◆ Directions
Quote the entries that follow exactly, leaving none out.

# # # # #

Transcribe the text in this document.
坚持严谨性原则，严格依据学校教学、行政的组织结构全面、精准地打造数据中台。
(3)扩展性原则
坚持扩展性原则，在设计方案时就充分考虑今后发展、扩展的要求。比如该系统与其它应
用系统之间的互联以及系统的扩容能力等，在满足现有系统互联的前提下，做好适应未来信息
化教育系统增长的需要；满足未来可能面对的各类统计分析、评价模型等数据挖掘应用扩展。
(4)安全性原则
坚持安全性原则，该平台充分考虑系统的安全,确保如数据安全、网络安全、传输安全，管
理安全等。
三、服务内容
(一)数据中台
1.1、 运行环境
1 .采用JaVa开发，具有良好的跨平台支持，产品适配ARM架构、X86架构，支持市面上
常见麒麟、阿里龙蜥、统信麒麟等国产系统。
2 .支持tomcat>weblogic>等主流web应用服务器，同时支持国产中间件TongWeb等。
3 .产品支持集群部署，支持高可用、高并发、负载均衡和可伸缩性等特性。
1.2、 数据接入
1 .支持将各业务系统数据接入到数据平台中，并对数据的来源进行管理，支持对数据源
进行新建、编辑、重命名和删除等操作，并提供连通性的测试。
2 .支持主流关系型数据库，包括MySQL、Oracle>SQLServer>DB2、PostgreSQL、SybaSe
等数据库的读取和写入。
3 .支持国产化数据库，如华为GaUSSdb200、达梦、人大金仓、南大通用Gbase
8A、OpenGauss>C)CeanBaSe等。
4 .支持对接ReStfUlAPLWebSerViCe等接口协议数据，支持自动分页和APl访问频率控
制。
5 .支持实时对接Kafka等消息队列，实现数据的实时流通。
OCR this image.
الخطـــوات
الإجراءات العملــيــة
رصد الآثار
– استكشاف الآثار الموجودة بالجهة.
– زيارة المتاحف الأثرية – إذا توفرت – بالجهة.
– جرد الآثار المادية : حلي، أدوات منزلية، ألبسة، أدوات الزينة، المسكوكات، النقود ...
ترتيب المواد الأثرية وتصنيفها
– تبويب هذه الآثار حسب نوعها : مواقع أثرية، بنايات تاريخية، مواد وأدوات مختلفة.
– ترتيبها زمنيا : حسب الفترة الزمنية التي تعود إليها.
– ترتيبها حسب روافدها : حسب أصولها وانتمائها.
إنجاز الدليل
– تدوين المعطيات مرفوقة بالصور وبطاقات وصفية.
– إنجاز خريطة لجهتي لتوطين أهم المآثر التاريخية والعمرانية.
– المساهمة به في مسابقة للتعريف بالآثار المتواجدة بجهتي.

# # # # #

◆ Full answer
Transcribe the text in this document.
坚持严谨性原则，严格依据学校教学、行政的组织结构全面、精准地打造数据中台。
(3)扩展性原则
坚持扩展性原则，在设计方案时就充分考虑今后发展、扩展的要求。比如该系统与其它应
用系统之间的互联以及系统的扩容能力等，在满足现有系统互联的前提下，做好适应未来信息
化教育系统增长的需要；满足未来可能面对的各类统计分析、评价模型等数据挖掘应用扩展。
(4)安全性原则
坚持安全性原则，该平台充分考虑系统的安全,确保如数据安全、网络安全、传输安全，管
理安全等。
三、服务内容
(一)数据中台
1.1、 运行环境
1 .采用JaVa开发，具有良好的跨平台支持，产品适配ARM架构、X86架构，支持市面上
常见麒麟、阿里龙蜥、统信麒麟等国产系统。
2 .支持tomcat>weblogic>等主流web应用服务器，同时支持国产中间件TongWeb等。
3 .产品支持集群部署，支持高可用、高并发、负载均衡和可伸缩性等特性。
1.2、 数据接入
1 .支持将各业务系统数据接入到数据平台中，并对数据的来源进行管理，支持对数据源
进行新建、编辑、重命名和删除等操作，并提供连通性的测试。
2 .支持主流关系型数据库，包括MySQL、Oracle>SQLServer>DB2、PostgreSQL、SybaSe
等数据库的读取和写入。
3 .支持国产化数据库，如华为GaUSSdb200、达梦、人大金仓、南大通用Gbase
8A、OpenGauss>C)CeanBaSe等。
4 .支持对接ReStfUlAPLWebSerViCe等接口协议数据，支持自动分页和APl访问频率控
制。
5 .支持实时对接Kafka等消息队列，实现数据的实时流通。
OCR this image.
الخطـــوات
الإجراءات العملــيــة
رصد الآثار
– استكشاف الآثار الموجودة بالجهة.
– زيارة المتاحف الأثرية – إذا توفرت – بالجهة.
– جرد الآثار المادية : حلي، أدوات منزلية، ألبسة، أدوات الزينة، المسكوكات، النقود ...
ترتيب المواد الأثرية وتصنيفها
– تبويب هذه الآثار حسب نوعها : مواقع أثرية، بنايات تاريخية، مواد وأدوات مختلفة.
– ترتيبها زمنيا : حسب الفترة الزمنية التي تعود إليها.
– ترتيبها حسب روافدها : حسب أصولها وانتمائها.
إنجاز الدليل
– تدوين المعطيات مرفوقة بالصور وبطاقات وصفية.
– إنجاز خريطة لجهتي لتوطين أهم المآثر التاريخية والعمرانية.
– المساهمة به في مسابقة للتعريف بالآثار المتواجدة بجهتي.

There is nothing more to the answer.